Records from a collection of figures
== Segment start ==

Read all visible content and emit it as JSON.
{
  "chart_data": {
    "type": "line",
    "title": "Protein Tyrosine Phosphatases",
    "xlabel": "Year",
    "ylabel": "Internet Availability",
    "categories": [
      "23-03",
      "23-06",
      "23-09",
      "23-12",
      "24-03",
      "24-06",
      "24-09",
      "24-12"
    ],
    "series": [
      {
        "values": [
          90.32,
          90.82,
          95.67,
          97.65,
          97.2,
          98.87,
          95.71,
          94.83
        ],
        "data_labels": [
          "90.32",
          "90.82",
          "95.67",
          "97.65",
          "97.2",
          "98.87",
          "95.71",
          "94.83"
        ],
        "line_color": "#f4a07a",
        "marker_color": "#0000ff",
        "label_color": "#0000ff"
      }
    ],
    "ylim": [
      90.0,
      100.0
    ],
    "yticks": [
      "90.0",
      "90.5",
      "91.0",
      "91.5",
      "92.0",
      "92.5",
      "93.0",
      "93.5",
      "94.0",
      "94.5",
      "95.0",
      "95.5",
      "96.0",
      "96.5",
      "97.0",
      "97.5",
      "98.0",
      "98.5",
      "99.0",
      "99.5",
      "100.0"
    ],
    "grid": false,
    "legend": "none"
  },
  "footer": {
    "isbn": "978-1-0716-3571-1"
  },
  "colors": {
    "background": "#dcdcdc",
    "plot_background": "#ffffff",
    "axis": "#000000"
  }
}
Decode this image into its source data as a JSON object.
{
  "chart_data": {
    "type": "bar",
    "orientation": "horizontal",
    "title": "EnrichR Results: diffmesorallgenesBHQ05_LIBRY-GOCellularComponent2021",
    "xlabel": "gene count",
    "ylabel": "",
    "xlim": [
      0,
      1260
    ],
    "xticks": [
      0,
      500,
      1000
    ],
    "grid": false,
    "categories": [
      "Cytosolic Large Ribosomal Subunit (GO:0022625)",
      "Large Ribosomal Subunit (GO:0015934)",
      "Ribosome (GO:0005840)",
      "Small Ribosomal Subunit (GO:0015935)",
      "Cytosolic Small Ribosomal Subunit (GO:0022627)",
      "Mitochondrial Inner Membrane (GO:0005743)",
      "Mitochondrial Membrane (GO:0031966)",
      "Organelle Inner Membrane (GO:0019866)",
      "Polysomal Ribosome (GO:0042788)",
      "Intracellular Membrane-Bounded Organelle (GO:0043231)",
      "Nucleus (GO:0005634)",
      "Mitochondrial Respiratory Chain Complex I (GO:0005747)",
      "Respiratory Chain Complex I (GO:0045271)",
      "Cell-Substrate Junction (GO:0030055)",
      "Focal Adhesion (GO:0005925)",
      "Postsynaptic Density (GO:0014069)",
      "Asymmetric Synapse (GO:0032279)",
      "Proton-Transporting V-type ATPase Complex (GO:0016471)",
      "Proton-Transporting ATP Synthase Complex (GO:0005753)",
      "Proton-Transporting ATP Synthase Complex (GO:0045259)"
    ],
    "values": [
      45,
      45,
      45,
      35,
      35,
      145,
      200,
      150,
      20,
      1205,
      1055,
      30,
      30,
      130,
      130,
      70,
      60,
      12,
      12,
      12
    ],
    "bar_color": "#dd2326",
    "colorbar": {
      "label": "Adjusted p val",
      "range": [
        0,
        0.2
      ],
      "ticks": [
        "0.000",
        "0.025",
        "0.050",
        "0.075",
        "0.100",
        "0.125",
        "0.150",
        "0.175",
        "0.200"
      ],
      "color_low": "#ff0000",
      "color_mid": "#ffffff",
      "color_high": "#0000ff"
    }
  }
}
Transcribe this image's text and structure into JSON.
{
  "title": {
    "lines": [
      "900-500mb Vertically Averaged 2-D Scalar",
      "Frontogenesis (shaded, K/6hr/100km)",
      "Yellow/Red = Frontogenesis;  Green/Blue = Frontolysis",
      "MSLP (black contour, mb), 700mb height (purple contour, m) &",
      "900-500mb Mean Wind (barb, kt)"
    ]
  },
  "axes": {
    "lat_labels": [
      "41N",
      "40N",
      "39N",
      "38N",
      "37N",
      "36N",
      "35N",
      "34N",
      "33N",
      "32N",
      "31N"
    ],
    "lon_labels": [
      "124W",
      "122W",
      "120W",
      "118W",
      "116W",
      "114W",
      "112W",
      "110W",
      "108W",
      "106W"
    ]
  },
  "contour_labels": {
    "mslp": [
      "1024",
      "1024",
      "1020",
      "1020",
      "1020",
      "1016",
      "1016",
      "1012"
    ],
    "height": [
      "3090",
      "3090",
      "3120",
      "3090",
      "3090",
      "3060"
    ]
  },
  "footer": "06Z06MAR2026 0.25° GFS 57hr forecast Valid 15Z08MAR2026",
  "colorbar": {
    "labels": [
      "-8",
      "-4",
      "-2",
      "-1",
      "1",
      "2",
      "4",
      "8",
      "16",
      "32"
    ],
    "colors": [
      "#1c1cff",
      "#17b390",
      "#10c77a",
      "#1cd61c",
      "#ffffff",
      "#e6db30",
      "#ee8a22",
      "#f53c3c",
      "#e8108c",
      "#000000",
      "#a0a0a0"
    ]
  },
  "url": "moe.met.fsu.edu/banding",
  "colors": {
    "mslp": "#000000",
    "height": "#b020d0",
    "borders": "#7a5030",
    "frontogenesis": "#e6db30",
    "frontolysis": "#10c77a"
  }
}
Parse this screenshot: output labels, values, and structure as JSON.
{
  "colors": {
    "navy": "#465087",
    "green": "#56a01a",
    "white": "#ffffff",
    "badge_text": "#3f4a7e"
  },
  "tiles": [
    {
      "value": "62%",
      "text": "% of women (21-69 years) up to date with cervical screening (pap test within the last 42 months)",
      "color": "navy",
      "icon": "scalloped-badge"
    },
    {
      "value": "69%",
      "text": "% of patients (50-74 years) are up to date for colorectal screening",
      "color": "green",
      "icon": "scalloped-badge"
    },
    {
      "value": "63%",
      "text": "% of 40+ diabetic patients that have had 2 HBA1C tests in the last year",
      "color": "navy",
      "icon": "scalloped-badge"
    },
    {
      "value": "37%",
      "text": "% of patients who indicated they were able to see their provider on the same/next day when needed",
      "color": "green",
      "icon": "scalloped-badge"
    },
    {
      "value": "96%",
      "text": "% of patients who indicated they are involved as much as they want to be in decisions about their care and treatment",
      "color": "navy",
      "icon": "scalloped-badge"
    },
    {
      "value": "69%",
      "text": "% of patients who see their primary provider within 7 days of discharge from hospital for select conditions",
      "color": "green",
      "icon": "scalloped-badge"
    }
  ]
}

== Segment end ==

What the task requires
Return every line above exactly as it stands.

Task output
Read all visible content and emit it as JSON.
{
  "chart_data": {
    "type": "line",
    "title": "Protein Tyrosine Phosphatases",
    "xlabel": "Year",
    "ylabel": "Internet Availability",
    "categories": [
      "23-03",
      "23-06",
      "23-09",
      "23-12",
      "24-03",
      "24-06",
      "24-09",
      "24-12"
    ],
    "series": [
      {
        "values": [
          90.32,
          90.82,
          95.67,
          97.65,
          97.2,
          98.87,
          95.71,
          94.83
        ],
        "data_labels": [
          "90.32",
          "90.82",
          "95.67",
          "97.65",
          "97.2",
          "98.87",
          "95.71",
          "94.83"
        ],
        "line_color": "#f4a07a",
        "marker_color": "#0000ff",
        "label_color": "#0000ff"
      }
    ],
    "ylim": [
      90.0,
      100.0
    ],
    "yticks": [
      "90.0",
      "90.5",
      "91.0",
      "91.5",
      "92.0",
      "92.5",
      "93.0",
      "93.5",
      "94.0",
      "94.5",
      "95.0",
      "95.5",
      "96.0",
      "96.5",
      "97.0",
      "97.5",
      "98.0",
      "98.5",
      "99.0",
      "99.5",
      "100.0"
    ],
    "grid": false,
    "legend": "none"
  },
  "footer": {
    "isbn": "978-1-0716-3571-1"
  },
  "colors": {
    "background": "#dcdcdc",
    "plot_background": "#ffffff",
    "axis": "#000000"
  }
}
Decode this image into its source data as a JSON object.
{
  "chart_data": {
    "type": "bar",
    "orientation": "horizontal",
    "title": "EnrichR Results: diffmesorallgenesBHQ05_LIBRY-GOCellularComponent2021",
    "xlabel": "gene count",
    "ylabel": "",
    "xlim": [
      0,
      1260
    ],
    "xticks": [
      0,
      500,
      1000
    ],
    "grid": false,
    "categories": [
      "Cytosolic Large Ribosomal Subunit (GO:0022625)",
      "Large Ribosomal Subunit (GO:0015934)",
      "Ribosome (GO:0005840)",
      "Small Ribosomal Subunit (GO:0015935)",
      "Cytosolic Small Ribosomal Subunit (GO:0022627)",
      "Mitochondrial Inner Membrane (GO:0005743)",
      "Mitochondrial Membrane (GO:0031966)",
      "Organelle Inner Membrane (GO:0019866)",
      "Polysomal Ribosome (GO:0042788)",
      "Intracellular Membrane-Bounded Organelle (GO:0043231)",
      "Nucleus (GO:0005634)",
      "Mitochondrial Respiratory Chain Complex I (GO:0005747)",
      "Respiratory Chain Complex I (GO:0045271)",
      "Cell-Substrate Junction (GO:0030055)",
      "Focal Adhesion (GO:0005925)",
      "Postsynaptic Density (GO:0014069)",
      "Asymmetric Synapse (GO:0032279)",
      "Proton-Transporting V-type ATPase Complex (GO:0016471)",
      "Proton-Transporting ATP Synthase Complex (GO:0005753)",
      "Proton-Transporting ATP Synthase Complex (GO:0045259)"
    ],
    "values": [
      45,
      45,
      45,
      35,
      35,
      145,
      200,
      150,
      20,
      1205,
      1055,
      30,
      30,
      130,
      130,
      70,
      60,
      12,
      12,
      12
    ],
    "bar_color": "#dd2326",
    "colorbar": {
      "label": "Adjusted p val",
      "range": [
        0,
        0.2
      ],
      "ticks": [
        "0.000",
        "0.025",
        "0.050",
        "0.075",
        "0.100",
        "0.125",
        "0.150",
        "0.175",
        "0.200"
      ],
      "color_low": "#ff0000",
      "color_mid": "#ffffff",
      "color_high": "#0000ff"
    }
  }
}
Transcribe this image's text and structure into JSON.
{
  "title": {
    "lines": [
      "900-500mb Vertically Averaged 2-D Scalar",
      "Frontogenesis (shaded, K/6hr/100km)",
      "Yellow/Red = Frontogenesis;  Green/Blue = Frontolysis",
      "MSLP (black contour, mb), 700mb height (purple contour, m) &",
      "900-500mb Mean Wind (barb, kt)"
    ]
  },
  "axes": {
    "lat_labels": [
      "41N",
      "40N",
      "39N",
      "38N",
      "37N",
      "36N",
      "35N",
      "34N",
      "33N",
      "32N",
      "31N"
    ],
    "lon_labels": [
      "124W",
      "122W",
      "120W",
      "118W",
      "116W",
      "114W",
      "112W",
      "110W",
      "108W",
      "106W"
    ]
  },
  "contour_labels": {
    "mslp": [
      "1024",
      "1024",
      "1020",
      "1020",
      "1020",
      "1016",
      "1016",
      "1012"
    ],
    "height": [
      "3090",
      "3090",
      "3120",
      "3090",
      "3090",
      "3060"
    ]
  },
  "footer": "06Z06MAR2026 0.25° GFS 57hr forecast Valid 15Z08MAR2026",
  "colorbar": {
    "labels": [
      "-8",
      "-4",
      "-2",
      "-1",
      "1",
      "2",
      "4",
      "8",
      "16",
      "32"
    ],
    "colors": [
      "#1c1cff",
      "#17b390",
      "#10c77a",
      "#1cd61c",
      "#ffffff",
      "#e6db30",
      "#ee8a22",
      "#f53c3c",
      "#e8108c",
      "#000000",
      "#a0a0a0"
    ]
  },
  "url": "moe.met.fsu.edu/banding",
  "colors": {
    "mslp": "#000000",
    "height": "#b020d0",
    "borders": "#7a5030",
    "frontogenesis": "#e6db30",
    "frontolysis": "#10c77a"
  }
}
Parse this screenshot: output labels, values, and structure as JSON.
{
  "colors": {
    "navy": "#465087",
    "green": "#56a01a",
    "white": "#ffffff",
    "badge_text": "#3f4a7e"
  },
  "tiles": [
    {
      "value": "62%",
      "text": "% of women (21-69 years) up to date with cervical screening (pap test within the last 42 months)",
      "color": "navy",
      "icon": "scalloped-badge"
    },
    {
      "value": "69%",
      "text": "% of patients (50-74 years) are up to date for colorectal screening",
      "color": "green",
      "icon": "scalloped-badge"
    },
    {
      "value": "63%",
      "text": "% of 40+ diabetic patients that have had 2 HBA1C tests in the last year",
      "color": "navy",
      "icon": "scalloped-badge"
    },
    {
      "value": "37%",
      "text": "% of patients who indicated they were able to see their provider on the same/next day when needed",
      "color": "green",
      "icon": "scalloped-badge"
    },
    {
      "value": "96%",
      "text": "% of patients who indicated they are involved as much as they want to be in decisions about their care and treatment",
      "color": "navy",
      "icon": "scalloped-badge"
    },
    {
      "value": "69%",
      "text": "% of patients who see their primary provider within 7 days of discharge from hospital for select conditions",
      "color": "green",
      "icon": "scalloped-badge"
    }
  ]
}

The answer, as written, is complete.